(Records from a collection of figures)
(begin)
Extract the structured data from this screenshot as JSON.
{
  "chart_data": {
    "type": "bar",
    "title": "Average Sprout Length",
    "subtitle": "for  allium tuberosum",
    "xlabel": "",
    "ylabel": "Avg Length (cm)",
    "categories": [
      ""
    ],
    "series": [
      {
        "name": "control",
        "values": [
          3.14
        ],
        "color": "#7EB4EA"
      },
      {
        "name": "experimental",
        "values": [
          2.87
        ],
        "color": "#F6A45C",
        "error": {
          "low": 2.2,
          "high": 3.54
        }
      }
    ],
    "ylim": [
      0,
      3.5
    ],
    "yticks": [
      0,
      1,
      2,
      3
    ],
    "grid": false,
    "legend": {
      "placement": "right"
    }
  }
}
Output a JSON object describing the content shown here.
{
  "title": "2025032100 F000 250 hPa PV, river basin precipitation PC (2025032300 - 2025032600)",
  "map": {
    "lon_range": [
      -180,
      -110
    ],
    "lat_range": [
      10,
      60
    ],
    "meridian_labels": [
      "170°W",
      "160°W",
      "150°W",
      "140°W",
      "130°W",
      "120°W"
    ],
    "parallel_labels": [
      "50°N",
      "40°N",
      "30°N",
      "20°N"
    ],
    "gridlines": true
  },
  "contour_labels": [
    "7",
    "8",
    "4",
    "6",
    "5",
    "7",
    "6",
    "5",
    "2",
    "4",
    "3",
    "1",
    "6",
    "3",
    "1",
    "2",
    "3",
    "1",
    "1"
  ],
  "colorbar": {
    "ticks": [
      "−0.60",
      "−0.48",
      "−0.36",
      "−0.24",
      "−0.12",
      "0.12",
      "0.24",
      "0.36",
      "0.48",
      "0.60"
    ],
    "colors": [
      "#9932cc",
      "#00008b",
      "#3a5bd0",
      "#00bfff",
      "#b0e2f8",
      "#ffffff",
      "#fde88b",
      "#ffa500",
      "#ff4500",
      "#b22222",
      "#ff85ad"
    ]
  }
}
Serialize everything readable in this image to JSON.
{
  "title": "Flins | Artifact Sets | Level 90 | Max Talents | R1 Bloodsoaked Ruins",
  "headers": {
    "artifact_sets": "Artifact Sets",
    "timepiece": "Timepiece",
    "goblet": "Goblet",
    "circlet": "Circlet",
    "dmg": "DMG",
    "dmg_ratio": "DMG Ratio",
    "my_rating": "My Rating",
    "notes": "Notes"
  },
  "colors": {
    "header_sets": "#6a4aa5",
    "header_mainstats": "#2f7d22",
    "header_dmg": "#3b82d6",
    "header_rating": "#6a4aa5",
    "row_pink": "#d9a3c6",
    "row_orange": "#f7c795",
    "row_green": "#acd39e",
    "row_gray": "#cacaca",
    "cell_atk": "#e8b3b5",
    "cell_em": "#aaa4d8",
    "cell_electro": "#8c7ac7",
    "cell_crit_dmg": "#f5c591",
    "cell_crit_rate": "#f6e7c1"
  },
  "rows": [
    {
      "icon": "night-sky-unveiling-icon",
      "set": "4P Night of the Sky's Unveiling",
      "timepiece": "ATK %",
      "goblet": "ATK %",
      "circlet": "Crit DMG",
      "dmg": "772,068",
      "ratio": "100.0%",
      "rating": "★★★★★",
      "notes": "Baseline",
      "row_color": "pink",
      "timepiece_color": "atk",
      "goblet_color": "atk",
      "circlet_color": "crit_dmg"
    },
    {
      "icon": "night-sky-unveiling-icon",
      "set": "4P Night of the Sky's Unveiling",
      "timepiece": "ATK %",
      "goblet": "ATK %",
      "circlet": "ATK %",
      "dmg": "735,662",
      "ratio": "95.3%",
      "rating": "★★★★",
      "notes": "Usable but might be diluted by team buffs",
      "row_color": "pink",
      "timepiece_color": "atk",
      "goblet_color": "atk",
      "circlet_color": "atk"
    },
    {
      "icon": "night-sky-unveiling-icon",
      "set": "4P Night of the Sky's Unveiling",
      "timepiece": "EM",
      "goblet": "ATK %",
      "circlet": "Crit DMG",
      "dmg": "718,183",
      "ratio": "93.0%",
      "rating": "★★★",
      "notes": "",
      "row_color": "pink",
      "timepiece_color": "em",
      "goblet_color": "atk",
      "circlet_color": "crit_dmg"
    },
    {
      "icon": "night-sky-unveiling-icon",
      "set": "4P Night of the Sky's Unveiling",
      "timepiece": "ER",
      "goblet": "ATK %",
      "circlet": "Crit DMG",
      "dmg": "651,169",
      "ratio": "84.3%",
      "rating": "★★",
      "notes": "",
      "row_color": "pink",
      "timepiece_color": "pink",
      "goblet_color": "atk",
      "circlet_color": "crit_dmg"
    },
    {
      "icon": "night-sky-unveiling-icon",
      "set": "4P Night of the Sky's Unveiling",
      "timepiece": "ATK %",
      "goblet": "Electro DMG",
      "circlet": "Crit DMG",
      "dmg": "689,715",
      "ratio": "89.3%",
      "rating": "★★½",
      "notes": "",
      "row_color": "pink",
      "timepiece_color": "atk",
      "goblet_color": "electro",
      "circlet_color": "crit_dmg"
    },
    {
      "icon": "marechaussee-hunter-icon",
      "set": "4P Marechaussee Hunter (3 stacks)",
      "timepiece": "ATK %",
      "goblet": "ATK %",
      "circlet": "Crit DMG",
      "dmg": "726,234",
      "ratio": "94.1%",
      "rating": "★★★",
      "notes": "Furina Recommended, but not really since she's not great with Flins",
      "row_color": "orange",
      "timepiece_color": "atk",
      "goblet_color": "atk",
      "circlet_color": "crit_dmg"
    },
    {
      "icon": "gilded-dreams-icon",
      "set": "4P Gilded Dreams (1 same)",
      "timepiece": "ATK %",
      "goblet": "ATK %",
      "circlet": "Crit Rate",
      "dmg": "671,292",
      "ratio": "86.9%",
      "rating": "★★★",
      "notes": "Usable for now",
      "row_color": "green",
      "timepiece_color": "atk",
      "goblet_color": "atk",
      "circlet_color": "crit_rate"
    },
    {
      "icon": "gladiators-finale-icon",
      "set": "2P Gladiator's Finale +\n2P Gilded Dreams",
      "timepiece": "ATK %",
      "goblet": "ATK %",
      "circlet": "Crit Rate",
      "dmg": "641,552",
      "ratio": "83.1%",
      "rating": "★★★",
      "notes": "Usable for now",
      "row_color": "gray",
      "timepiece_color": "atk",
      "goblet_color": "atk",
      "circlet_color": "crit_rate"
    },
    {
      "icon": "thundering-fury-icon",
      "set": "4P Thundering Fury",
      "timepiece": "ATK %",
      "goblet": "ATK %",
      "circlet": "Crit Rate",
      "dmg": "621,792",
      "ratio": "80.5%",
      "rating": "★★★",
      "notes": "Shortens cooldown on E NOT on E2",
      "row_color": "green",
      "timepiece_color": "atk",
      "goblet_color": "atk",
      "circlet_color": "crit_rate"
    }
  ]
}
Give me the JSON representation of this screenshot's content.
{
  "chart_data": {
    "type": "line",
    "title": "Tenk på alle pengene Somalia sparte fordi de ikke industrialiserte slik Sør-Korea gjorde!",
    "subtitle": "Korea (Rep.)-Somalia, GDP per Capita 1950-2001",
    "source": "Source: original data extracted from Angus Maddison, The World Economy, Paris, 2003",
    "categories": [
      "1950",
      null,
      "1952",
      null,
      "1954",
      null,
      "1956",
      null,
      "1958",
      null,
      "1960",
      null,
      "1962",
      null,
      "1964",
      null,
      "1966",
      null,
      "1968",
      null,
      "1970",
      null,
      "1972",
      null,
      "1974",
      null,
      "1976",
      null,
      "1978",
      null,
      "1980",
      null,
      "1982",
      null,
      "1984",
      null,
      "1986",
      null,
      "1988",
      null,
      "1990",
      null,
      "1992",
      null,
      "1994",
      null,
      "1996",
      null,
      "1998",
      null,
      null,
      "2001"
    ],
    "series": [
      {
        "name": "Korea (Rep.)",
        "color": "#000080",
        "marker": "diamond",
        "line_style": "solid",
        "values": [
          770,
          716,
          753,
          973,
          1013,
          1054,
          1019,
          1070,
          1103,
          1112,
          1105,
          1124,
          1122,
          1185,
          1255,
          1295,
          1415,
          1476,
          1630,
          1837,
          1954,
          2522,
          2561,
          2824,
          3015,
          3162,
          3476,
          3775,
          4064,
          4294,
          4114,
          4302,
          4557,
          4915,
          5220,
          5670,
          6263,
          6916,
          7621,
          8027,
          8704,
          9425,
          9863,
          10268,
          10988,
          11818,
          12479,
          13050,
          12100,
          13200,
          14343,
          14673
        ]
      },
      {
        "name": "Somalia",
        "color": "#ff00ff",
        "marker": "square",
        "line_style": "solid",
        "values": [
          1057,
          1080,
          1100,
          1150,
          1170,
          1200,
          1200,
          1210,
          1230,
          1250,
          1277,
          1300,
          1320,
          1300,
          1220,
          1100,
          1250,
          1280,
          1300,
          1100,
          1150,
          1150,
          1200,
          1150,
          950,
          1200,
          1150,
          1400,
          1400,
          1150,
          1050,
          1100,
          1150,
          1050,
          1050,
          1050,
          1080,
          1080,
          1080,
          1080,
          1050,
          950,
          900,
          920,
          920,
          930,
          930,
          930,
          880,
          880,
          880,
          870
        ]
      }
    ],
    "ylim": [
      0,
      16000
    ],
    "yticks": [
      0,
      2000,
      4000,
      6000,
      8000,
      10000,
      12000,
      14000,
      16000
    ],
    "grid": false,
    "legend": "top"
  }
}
(end)
Respond with nothing but the number of lines in the entries that contain the string "Flins".

2